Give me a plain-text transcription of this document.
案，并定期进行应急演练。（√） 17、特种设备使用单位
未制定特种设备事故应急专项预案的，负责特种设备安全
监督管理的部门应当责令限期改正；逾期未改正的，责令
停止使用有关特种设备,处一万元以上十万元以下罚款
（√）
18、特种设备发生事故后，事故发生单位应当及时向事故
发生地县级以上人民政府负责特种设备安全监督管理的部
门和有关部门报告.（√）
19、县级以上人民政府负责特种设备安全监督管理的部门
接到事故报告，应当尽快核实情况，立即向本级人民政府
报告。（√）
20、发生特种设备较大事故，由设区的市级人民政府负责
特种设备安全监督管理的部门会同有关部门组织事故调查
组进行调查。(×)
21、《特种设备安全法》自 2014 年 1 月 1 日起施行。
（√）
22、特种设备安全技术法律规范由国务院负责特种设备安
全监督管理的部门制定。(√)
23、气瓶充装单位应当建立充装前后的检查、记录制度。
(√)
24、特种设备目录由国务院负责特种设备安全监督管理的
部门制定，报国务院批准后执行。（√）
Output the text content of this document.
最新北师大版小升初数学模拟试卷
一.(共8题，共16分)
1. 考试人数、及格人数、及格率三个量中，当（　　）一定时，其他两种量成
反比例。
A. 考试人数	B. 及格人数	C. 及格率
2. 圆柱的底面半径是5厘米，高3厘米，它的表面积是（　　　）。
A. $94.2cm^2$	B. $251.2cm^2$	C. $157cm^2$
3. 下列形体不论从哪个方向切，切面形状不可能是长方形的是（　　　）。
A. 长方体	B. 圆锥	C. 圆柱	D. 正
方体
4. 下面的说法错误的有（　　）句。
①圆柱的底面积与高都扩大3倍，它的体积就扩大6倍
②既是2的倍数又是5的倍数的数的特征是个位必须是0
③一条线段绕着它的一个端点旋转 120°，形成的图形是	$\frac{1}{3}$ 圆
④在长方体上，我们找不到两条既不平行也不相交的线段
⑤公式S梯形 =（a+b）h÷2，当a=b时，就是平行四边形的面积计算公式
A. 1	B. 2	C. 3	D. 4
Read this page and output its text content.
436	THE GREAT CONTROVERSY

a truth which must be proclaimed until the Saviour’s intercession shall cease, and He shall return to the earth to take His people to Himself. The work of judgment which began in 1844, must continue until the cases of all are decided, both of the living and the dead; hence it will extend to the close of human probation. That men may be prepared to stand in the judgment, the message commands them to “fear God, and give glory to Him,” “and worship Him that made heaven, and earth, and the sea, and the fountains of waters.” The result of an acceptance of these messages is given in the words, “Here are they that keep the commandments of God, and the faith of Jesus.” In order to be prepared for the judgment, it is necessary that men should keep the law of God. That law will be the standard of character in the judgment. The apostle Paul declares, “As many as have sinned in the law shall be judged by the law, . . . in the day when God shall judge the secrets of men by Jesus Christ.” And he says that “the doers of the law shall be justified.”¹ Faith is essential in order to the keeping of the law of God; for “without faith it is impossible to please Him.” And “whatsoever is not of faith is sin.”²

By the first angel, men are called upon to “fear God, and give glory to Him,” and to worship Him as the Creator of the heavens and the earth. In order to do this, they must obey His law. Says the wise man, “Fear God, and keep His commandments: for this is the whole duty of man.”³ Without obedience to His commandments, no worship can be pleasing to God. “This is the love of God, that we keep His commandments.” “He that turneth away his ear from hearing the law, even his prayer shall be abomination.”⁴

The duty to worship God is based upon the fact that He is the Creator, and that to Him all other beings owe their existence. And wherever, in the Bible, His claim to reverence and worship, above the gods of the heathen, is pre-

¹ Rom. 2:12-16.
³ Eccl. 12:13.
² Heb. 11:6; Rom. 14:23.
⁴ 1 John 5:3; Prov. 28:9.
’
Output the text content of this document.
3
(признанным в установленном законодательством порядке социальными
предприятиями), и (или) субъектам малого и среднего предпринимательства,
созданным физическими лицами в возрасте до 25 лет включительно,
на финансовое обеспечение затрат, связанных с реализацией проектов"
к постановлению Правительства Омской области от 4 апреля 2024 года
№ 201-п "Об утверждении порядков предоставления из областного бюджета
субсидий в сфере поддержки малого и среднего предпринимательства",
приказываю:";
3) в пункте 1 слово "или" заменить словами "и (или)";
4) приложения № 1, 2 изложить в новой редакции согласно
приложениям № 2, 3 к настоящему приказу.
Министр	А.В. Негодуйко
==*==
▶ [Stated task]:
Give an exact repetition of all the material.

▶ [Worked answer]:
Give me a plain-text transcription of this document.
案，并定期进行应急演练。（√） 17、特种设备使用单位
未制定特种设备事故应急专项预案的，负责特种设备安全
监督管理的部门应当责令限期改正；逾期未改正的，责令
停止使用有关特种设备,处一万元以上十万元以下罚款
（√）
18、特种设备发生事故后，事故发生单位应当及时向事故
发生地县级以上人民政府负责特种设备安全监督管理的部
门和有关部门报告.（√）
19、县级以上人民政府负责特种设备安全监督管理的部门
接到事故报告，应当尽快核实情况，立即向本级人民政府
报告。（√）
20、发生特种设备较大事故，由设区的市级人民政府负责
特种设备安全监督管理的部门会同有关部门组织事故调查
组进行调查。(×)
21、《特种设备安全法》自 2014 年 1 月 1 日起施行。
（√）
22、特种设备安全技术法律规范由国务院负责特种设备安
全监督管理的部门制定。(√)
23、气瓶充装单位应当建立充装前后的检查、记录制度。
(√)
24、特种设备目录由国务院负责特种设备安全监督管理的
部门制定，报国务院批准后执行。（√）
Output the text content of this document.
最新北师大版小升初数学模拟试卷
一.(共8题，共16分)
1. 考试人数、及格人数、及格率三个量中，当（　　）一定时，其他两种量成
反比例。
A. 考试人数	B. 及格人数	C. 及格率
2. 圆柱的底面半径是5厘米，高3厘米，它的表面积是（　　　）。
A. $94.2cm^2$	B. $251.2cm^2$	C. $157cm^2$
3. 下列形体不论从哪个方向切，切面形状不可能是长方形的是（　　　）。
A. 长方体	B. 圆锥	C. 圆柱	D. 正
方体
4. 下面的说法错误的有（　　）句。
①圆柱的底面积与高都扩大3倍，它的体积就扩大6倍
②既是2的倍数又是5的倍数的数的特征是个位必须是0
③一条线段绕着它的一个端点旋转 120°，形成的图形是	$\frac{1}{3}$ 圆
④在长方体上，我们找不到两条既不平行也不相交的线段
⑤公式S梯形 =（a+b）h÷2，当a=b时，就是平行四边形的面积计算公式
A. 1	B. 2	C. 3	D. 4
Read this page and output its text content.
436	THE GREAT CONTROVERSY

a truth which must be proclaimed until the Saviour’s intercession shall cease, and He shall return to the earth to take His people to Himself. The work of judgment which began in 1844, must continue until the cases of all are decided, both of the living and the dead; hence it will extend to the close of human probation. That men may be prepared to stand in the judgment, the message commands them to “fear God, and give glory to Him,” “and worship Him that made heaven, and earth, and the sea, and the fountains of waters.” The result of an acceptance of these messages is given in the words, “Here are they that keep the commandments of God, and the faith of Jesus.” In order to be prepared for the judgment, it is necessary that men should keep the law of God. That law will be the standard of character in the judgment. The apostle Paul declares, “As many as have sinned in the law shall be judged by the law, . . . in the day when God shall judge the secrets of men by Jesus Christ.” And he says that “the doers of the law shall be justified.”¹ Faith is essential in order to the keeping of the law of God; for “without faith it is impossible to please Him.” And “whatsoever is not of faith is sin.”²

By the first angel, men are called upon to “fear God, and give glory to Him,” and to worship Him as the Creator of the heavens and the earth. In order to do this, they must obey His law. Says the wise man, “Fear God, and keep His commandments: for this is the whole duty of man.”³ Without obedience to His commandments, no worship can be pleasing to God. “This is the love of God, that we keep His commandments.” “He that turneth away his ear from hearing the law, even his prayer shall be abomination.”⁴

The duty to worship God is based upon the fact that He is the Creator, and that to Him all other beings owe their existence. And wherever, in the Bible, His claim to reverence and worship, above the gods of the heathen, is pre-

¹ Rom. 2:12-16.
³ Eccl. 12:13.
² Heb. 11:6; Rom. 14:23.
⁴ 1 John 5:3; Prov. 28:9.
’
Output the text content of this document.
3
(признанным в установленном законодательством порядке социальными
предприятиями), и (или) субъектам малого и среднего предпринимательства,
созданным физическими лицами в возрасте до 25 лет включительно,
на финансовое обеспечение затрат, связанных с реализацией проектов"
к постановлению Правительства Омской области от 4 апреля 2024 года
№ 201-п "Об утверждении порядков предоставления из областного бюджета
субсидий в сфере поддержки малого и среднего предпринимательства",
приказываю:";
3) в пункте 1 слово "или" заменить словами "и (или)";
4) приложения № 1, 2 изложить в новой редакции согласно
приложениям № 2, 3 к настоящему приказу.
Министр	А.В. Негодуйко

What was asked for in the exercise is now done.